Set exercise> An exact copy of all the data is required, with pictures left out.

Given data>

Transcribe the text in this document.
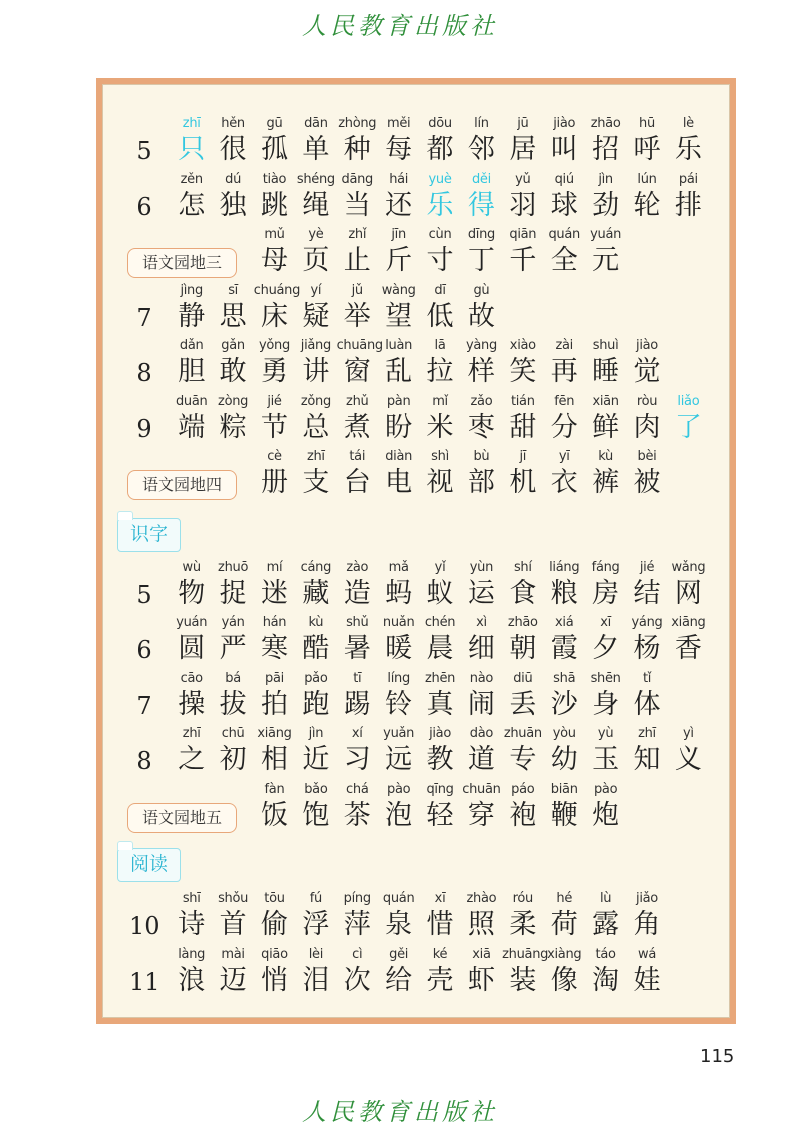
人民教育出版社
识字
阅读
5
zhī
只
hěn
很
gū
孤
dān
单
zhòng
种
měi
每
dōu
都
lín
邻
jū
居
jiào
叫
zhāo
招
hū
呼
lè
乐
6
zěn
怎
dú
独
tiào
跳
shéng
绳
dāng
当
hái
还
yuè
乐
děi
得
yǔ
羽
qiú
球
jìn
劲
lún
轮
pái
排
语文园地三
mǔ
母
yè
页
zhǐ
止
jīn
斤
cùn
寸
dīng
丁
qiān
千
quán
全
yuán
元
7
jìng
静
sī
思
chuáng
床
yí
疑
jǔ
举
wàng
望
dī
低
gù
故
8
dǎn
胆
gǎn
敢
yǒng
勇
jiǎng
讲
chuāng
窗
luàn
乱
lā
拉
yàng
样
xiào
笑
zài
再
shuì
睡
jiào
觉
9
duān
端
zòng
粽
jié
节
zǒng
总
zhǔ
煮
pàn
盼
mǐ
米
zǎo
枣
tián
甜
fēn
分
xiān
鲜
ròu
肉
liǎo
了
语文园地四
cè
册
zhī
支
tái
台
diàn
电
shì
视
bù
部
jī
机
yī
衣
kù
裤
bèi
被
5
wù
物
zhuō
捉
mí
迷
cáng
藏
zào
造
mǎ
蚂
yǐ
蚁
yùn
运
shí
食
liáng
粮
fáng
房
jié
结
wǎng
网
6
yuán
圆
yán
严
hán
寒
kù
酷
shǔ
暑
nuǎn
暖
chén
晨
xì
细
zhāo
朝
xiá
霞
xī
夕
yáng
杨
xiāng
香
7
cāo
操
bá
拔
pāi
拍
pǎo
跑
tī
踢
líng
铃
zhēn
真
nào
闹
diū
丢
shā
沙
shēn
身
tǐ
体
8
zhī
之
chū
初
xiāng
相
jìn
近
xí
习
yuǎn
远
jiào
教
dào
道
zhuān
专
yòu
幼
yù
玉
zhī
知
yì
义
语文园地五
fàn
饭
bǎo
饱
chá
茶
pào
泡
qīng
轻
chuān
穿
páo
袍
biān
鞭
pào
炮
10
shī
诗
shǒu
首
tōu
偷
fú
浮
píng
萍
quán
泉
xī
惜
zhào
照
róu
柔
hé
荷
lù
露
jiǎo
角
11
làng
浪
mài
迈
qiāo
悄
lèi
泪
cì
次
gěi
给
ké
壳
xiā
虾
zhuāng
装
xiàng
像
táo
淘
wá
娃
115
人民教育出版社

Exercise result>
Transcribe the text in this document.
人民教育出版社
识字
阅读
5
zhī
只
hěn
很
gū
孤
dān
单
zhòng
种
měi
每
dōu
都
lín
邻
jū
居
jiào
叫
zhāo
招
hū
呼
lè
乐
6
zěn
怎
dú
独
tiào
跳
shéng
绳
dāng
当
hái
还
yuè
乐
děi
得
yǔ
羽
qiú
球
jìn
劲
lún
轮
pái
排
语文园地三
mǔ
母
yè
页
zhǐ
止
jīn
斤
cùn
寸
dīng
丁
qiān
千
quán
全
yuán
元
7
jìng
静
sī
思
chuáng
床
yí
疑
jǔ
举
wàng
望
dī
低
gù
故
8
dǎn
胆
gǎn
敢
yǒng
勇
jiǎng
讲
chuāng
窗
luàn
乱
lā
拉
yàng
样
xiào
笑
zài
再
shuì
睡
jiào
觉
9
duān
端
zòng
粽
jié
节
zǒng
总
zhǔ
煮
pàn
盼
mǐ
米
zǎo
枣
tián
甜
fēn
分
xiān
鲜
ròu
肉
liǎo
了
语文园地四
cè
册
zhī
支
tái
台
diàn
电
shì
视
bù
部
jī
机
yī
衣
kù
裤
bèi
被
5
wù
物
zhuō
捉
mí
迷
cáng
藏
zào
造
mǎ
蚂
yǐ
蚁
yùn
运
shí
食
liáng
粮
fáng
房
jié
结
wǎng
网
6
yuán
圆
yán
严
hán
寒
kù
酷
shǔ
暑
nuǎn
暖
chén
晨
xì
细
zhāo
朝
xiá
霞
xī
夕
yáng
杨
xiāng
香
7
cāo
操
bá
拔
pāi
拍
pǎo
跑
tī
踢
líng
铃
zhēn
真
nào
闹
diū
丢
shā
沙
shēn
身
tǐ
体
8
zhī
之
chū
初
xiāng
相
jìn
近
xí
习
yuǎn
远
jiào
教
dào
道
zhuān
专
yòu
幼
yù
玉
zhī
知
yì
义
语文园地五
fàn
饭
bǎo
饱
chá
茶
pào
泡
qīng
轻
chuān
穿
páo
袍
biān
鞭
pào
炮
10
shī
诗
shǒu
首
tōu
偷
fú
浮
píng
萍
quán
泉
xī
惜
zhào
照
róu
柔
hé
荷
lù
露
jiǎo
角
11
làng
浪
mài
迈
qiāo
悄
lèi
泪
cì
次
gěi
给
ké
壳
xiā
虾
zhuāng
装
xiàng
像
táo
淘
wá
娃
115
人民教育出版社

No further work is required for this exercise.